## STATED EXERCISE
Repeat the material in full. Keep every line exactly as it is.
++++++++
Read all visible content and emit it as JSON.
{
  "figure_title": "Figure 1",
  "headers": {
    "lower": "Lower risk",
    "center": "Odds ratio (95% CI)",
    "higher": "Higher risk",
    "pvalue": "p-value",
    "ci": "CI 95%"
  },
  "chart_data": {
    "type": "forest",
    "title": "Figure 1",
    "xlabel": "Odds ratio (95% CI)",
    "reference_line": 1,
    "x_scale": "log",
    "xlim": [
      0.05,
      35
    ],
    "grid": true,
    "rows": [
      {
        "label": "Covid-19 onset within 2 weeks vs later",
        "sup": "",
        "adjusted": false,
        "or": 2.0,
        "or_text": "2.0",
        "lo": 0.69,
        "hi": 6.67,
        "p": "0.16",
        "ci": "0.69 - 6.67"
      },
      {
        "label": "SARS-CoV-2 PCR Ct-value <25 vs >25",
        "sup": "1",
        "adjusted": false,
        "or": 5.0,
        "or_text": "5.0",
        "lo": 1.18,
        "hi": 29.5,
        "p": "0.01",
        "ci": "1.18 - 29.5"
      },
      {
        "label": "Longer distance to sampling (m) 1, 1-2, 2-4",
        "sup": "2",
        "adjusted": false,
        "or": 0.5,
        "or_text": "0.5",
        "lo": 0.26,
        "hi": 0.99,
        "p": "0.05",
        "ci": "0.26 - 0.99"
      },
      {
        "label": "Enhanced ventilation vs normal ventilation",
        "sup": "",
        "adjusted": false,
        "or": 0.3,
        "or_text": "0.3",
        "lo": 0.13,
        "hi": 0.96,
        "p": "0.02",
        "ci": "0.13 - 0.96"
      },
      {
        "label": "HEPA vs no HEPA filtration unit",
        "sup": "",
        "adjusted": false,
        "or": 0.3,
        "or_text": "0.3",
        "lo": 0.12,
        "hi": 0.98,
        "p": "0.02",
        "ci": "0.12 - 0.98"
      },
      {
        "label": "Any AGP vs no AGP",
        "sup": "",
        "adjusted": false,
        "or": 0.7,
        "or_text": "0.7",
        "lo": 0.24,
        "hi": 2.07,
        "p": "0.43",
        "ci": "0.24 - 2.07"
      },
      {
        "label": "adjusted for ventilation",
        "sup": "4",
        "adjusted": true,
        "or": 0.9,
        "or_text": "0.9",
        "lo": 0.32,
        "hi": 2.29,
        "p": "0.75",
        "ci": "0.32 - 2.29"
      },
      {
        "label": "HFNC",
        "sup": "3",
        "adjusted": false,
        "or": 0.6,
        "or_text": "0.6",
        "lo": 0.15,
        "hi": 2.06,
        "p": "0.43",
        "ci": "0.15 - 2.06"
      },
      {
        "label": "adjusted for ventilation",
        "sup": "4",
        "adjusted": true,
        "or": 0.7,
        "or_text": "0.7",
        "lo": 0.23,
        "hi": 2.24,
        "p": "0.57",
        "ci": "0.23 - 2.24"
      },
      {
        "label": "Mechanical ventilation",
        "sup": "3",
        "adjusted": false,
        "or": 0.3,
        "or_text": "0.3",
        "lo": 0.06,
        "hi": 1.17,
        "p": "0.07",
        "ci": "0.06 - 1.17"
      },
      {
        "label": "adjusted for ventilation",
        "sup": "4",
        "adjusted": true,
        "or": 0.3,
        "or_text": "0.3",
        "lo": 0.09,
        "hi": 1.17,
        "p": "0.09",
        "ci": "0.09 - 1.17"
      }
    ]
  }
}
++++++++
## CORRECT RESULT
Read all visible content and emit it as JSON.
{
  "figure_title": "Figure 1",
  "headers": {
    "lower": "Lower risk",
    "center": "Odds ratio (95% CI)",
    "higher": "Higher risk",
    "pvalue": "p-value",
    "ci": "CI 95%"
  },
  "chart_data": {
    "type": "forest",
    "title": "Figure 1",
    "xlabel": "Odds ratio (95% CI)",
    "reference_line": 1,
    "x_scale": "log",
    "xlim": [
      0.05,
      35
    ],
    "grid": true,
    "rows": [
      {
        "label": "Covid-19 onset within 2 weeks vs later",
        "sup": "",
        "adjusted": false,
        "or": 2.0,
        "or_text": "2.0",
        "lo": 0.69,
        "hi": 6.67,
        "p": "0.16",
        "ci": "0.69 - 6.67"
      },
      {
        "label": "SARS-CoV-2 PCR Ct-value <25 vs >25",
        "sup": "1",
        "adjusted": false,
        "or": 5.0,
        "or_text": "5.0",
        "lo": 1.18,
        "hi": 29.5,
        "p": "0.01",
        "ci": "1.18 - 29.5"
      },
      {
        "label": "Longer distance to sampling (m) 1, 1-2, 2-4",
        "sup": "2",
        "adjusted": false,
        "or": 0.5,
        "or_text": "0.5",
        "lo": 0.26,
        "hi": 0.99,
        "p": "0.05",
        "ci": "0.26 - 0.99"
      },
      {
        "label": "Enhanced ventilation vs normal ventilation",
        "sup": "",
        "adjusted": false,
        "or": 0.3,
        "or_text": "0.3",
        "lo": 0.13,
        "hi": 0.96,
        "p": "0.02",
        "ci": "0.13 - 0.96"
      },
      {
        "label": "HEPA vs no HEPA filtration unit",
        "sup": "",
        "adjusted": false,
        "or": 0.3,
        "or_text": "0.3",
        "lo": 0.12,
        "hi": 0.98,
        "p": "0.02",
        "ci": "0.12 - 0.98"
      },
      {
        "label": "Any AGP vs no AGP",
        "sup": "",
        "adjusted": false,
        "or": 0.7,
        "or_text": "0.7",
        "lo": 0.24,
        "hi": 2.07,
        "p": "0.43",
        "ci": "0.24 - 2.07"
      },
      {
        "label": "adjusted for ventilation",
        "sup": "4",
        "adjusted": true,
        "or": 0.9,
        "or_text": "0.9",
        "lo": 0.32,
        "hi": 2.29,
        "p": "0.75",
        "ci": "0.32 - 2.29"
      },
      {
        "label": "HFNC",
        "sup": "3",
        "adjusted": false,
        "or": 0.6,
        "or_text": "0.6",
        "lo": 0.15,
        "hi": 2.06,
        "p": "0.43",
        "ci": "0.15 - 2.06"
      },
      {
        "label": "adjusted for ventilation",
        "sup": "4",
        "adjusted": true,
        "or": 0.7,
        "or_text": "0.7",
        "lo": 0.23,
        "hi": 2.24,
        "p": "0.57",
        "ci": "0.23 - 2.24"
      },
      {
        "label": "Mechanical ventilation",
        "sup": "3",
        "adjusted": false,
        "or": 0.3,
        "or_text": "0.3",
        "lo": 0.06,
        "hi": 1.17,
        "p": "0.07",
        "ci": "0.06 - 1.17"
      },
      {
        "label": "adjusted for ventilation",
        "sup": "4",
        "adjusted": true,
        "or": 0.3,
        "or_text": "0.3",
        "lo": 0.09,
        "hi": 1.17,
        "p": "0.09",
        "ci": "0.09 - 1.17"
      }
    ]
  }
}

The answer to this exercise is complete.